Records from a collection of figures:

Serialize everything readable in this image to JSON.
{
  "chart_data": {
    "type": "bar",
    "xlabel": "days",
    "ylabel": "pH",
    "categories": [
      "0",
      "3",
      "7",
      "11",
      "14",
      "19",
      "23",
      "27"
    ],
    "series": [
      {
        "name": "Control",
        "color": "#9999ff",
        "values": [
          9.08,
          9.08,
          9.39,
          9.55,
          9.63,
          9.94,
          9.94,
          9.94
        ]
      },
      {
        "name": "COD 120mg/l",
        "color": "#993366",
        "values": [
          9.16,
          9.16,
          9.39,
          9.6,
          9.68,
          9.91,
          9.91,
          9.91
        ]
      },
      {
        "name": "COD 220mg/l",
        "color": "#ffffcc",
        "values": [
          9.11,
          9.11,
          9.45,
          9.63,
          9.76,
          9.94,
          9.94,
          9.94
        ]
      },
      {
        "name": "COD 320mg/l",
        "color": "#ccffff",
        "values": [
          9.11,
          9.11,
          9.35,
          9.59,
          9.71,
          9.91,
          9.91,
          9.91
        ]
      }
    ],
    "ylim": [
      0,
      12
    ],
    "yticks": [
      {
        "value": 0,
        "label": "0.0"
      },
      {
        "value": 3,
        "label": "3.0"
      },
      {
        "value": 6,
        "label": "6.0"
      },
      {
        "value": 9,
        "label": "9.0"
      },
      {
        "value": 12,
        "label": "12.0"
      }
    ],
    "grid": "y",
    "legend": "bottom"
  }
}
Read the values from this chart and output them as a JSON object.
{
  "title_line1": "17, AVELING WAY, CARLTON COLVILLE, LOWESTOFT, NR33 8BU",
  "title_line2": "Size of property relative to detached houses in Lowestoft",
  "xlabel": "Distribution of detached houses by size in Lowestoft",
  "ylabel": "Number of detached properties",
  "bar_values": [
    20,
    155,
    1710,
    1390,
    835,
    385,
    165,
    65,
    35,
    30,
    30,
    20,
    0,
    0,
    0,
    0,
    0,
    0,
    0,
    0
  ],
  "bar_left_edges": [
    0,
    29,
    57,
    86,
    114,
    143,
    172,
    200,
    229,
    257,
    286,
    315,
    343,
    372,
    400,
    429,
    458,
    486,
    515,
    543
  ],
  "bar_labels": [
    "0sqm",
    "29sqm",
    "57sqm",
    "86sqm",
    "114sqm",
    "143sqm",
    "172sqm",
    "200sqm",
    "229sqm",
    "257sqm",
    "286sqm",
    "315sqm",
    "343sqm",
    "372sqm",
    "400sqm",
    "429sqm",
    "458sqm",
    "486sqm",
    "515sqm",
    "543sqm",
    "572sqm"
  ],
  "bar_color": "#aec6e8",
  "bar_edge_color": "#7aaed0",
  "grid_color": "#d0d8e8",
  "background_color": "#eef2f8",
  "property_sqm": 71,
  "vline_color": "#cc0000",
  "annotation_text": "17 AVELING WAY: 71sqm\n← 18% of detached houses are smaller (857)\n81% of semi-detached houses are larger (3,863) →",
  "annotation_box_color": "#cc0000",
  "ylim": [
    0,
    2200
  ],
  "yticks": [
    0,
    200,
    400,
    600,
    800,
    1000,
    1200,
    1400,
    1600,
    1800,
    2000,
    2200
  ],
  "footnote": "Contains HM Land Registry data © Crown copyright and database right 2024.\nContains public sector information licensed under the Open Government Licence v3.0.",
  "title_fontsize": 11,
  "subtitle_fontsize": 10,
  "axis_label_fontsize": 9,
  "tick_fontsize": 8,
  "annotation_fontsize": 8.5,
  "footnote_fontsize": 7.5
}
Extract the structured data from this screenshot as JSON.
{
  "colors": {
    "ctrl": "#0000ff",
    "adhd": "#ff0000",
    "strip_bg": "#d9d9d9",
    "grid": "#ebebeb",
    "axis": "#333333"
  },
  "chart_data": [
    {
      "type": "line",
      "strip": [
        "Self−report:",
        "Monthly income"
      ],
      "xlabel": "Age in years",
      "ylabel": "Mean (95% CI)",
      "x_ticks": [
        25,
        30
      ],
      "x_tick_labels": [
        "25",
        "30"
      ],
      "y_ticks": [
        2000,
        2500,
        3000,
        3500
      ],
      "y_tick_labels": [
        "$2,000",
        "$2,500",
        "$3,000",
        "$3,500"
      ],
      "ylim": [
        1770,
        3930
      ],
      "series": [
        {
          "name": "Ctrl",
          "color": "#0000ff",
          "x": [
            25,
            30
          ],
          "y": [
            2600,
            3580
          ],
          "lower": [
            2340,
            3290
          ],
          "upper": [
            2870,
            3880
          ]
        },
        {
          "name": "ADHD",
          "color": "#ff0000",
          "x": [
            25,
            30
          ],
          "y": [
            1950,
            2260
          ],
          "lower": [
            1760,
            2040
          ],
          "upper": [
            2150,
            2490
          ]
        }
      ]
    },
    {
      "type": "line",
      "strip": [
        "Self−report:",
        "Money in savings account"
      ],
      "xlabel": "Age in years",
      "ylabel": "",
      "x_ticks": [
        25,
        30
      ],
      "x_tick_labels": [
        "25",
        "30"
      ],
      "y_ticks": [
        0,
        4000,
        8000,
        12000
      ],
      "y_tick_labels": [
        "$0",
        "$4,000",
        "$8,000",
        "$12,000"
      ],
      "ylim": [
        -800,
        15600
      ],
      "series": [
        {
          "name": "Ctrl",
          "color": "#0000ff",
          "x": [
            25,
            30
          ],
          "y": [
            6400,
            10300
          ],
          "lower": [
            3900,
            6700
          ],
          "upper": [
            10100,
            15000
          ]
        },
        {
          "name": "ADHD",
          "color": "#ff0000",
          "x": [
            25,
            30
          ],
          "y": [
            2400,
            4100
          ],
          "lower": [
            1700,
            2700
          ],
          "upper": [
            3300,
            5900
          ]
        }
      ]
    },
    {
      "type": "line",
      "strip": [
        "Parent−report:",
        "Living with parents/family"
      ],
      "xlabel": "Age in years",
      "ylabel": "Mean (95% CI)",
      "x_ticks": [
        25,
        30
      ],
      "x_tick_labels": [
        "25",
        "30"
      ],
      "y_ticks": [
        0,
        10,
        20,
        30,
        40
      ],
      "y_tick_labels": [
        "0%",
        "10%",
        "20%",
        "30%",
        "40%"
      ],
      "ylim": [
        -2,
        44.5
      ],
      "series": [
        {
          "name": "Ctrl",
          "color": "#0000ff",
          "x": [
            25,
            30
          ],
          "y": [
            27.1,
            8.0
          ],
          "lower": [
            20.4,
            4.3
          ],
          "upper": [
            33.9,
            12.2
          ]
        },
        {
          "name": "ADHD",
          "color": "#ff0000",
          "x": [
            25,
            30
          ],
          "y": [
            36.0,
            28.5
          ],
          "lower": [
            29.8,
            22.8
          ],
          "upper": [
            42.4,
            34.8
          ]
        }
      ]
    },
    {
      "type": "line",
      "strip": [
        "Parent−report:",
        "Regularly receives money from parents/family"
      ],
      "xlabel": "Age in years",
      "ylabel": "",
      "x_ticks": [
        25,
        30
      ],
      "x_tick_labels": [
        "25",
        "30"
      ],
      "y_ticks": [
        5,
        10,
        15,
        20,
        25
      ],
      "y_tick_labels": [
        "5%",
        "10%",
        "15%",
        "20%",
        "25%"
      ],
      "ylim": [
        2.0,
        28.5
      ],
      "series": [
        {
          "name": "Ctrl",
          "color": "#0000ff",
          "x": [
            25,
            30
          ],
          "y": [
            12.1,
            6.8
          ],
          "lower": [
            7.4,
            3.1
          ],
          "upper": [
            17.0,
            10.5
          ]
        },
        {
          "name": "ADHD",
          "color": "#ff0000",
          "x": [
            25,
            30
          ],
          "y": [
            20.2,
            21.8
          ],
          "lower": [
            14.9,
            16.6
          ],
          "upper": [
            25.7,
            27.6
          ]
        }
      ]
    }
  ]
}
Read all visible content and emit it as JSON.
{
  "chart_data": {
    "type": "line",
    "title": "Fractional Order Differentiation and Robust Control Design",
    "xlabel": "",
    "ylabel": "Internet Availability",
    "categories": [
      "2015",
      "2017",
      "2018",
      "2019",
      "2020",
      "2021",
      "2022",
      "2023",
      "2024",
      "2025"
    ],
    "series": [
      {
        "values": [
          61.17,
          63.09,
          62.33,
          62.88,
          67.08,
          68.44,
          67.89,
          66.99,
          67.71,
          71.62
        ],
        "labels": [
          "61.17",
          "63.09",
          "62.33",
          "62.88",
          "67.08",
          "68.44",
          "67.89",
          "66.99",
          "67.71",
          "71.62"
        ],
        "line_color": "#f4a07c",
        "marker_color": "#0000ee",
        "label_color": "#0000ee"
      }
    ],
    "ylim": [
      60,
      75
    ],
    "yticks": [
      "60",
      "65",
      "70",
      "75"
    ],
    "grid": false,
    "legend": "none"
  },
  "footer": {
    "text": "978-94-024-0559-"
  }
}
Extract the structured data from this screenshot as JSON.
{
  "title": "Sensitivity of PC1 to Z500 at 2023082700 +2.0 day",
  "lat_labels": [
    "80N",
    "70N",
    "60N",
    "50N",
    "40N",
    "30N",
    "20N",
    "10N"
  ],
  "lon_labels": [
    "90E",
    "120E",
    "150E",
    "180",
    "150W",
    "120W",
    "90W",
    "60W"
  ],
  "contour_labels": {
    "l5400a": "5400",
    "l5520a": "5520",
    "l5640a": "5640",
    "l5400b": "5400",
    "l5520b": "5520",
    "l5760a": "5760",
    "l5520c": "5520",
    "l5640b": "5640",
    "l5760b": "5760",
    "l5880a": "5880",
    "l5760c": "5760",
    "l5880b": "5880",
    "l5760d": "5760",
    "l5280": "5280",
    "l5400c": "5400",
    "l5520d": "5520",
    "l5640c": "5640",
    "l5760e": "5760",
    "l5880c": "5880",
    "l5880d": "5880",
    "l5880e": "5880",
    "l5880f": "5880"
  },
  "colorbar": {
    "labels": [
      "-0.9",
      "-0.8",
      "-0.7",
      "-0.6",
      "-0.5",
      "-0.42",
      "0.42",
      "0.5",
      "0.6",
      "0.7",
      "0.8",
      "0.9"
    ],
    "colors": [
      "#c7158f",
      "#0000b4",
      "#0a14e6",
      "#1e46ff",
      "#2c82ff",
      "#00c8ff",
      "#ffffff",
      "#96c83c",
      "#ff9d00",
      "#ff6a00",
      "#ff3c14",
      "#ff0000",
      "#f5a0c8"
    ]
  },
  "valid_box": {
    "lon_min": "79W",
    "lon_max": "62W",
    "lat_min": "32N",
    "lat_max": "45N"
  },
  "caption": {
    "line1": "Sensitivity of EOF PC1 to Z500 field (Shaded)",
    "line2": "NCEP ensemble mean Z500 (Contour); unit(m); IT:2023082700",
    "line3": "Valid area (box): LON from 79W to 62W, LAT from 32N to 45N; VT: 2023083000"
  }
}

-- SET EXERCISE --
Set out every line from the material that contains the string "detached".

-- WRITTEN RESPONSE --
  "title_line2": "Size of property relative to detached houses in Lowestoft",
  "xlabel": "Distribution of detached houses by size in Lowestoft",
  "ylabel": "Number of detached properties",
  "annotation_text": "17 AVELING WAY: 71sqm\n← 18% of detached houses are smaller (857)\n81% of semi-detached houses are larger (3,863) →",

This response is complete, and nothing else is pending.